/---

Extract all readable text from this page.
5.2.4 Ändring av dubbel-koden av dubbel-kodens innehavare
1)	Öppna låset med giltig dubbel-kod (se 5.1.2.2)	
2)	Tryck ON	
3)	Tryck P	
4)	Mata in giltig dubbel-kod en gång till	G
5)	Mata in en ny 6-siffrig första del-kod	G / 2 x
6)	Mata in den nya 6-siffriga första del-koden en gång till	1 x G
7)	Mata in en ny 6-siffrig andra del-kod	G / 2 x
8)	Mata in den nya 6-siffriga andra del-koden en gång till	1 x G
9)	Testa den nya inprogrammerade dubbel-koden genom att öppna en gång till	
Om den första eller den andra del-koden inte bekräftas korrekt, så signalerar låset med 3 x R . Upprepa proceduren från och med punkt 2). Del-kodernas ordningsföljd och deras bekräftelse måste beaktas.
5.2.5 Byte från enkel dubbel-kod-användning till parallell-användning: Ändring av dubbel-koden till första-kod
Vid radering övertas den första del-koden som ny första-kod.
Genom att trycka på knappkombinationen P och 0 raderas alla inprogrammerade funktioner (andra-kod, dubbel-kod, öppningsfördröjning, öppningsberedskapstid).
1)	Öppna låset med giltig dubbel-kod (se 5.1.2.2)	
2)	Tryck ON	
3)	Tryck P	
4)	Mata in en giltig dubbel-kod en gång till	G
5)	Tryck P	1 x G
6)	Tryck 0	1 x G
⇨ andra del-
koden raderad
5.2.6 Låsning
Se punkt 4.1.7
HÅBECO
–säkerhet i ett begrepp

\---

= TRY IT =
Find the word "till" in the listing above, then copy each line where it turns up.

= WRITTEN ANSWER =
4)	Mata in giltig dubbel-kod en gång till	G
6)	Mata in den nya 6-siffriga första del-koden en gång till	1 x G
8)	Mata in den nya 6-siffriga andra del-koden en gång till	1 x G
9)	Testa den nya inprogrammerade dubbel-koden genom att öppna en gång till	
5.2.5 Byte från enkel dubbel-kod-användning till parallell-användning: Ändring av dubbel-koden till första-kod
4)	Mata in en giltig dubbel-kod en gång till	G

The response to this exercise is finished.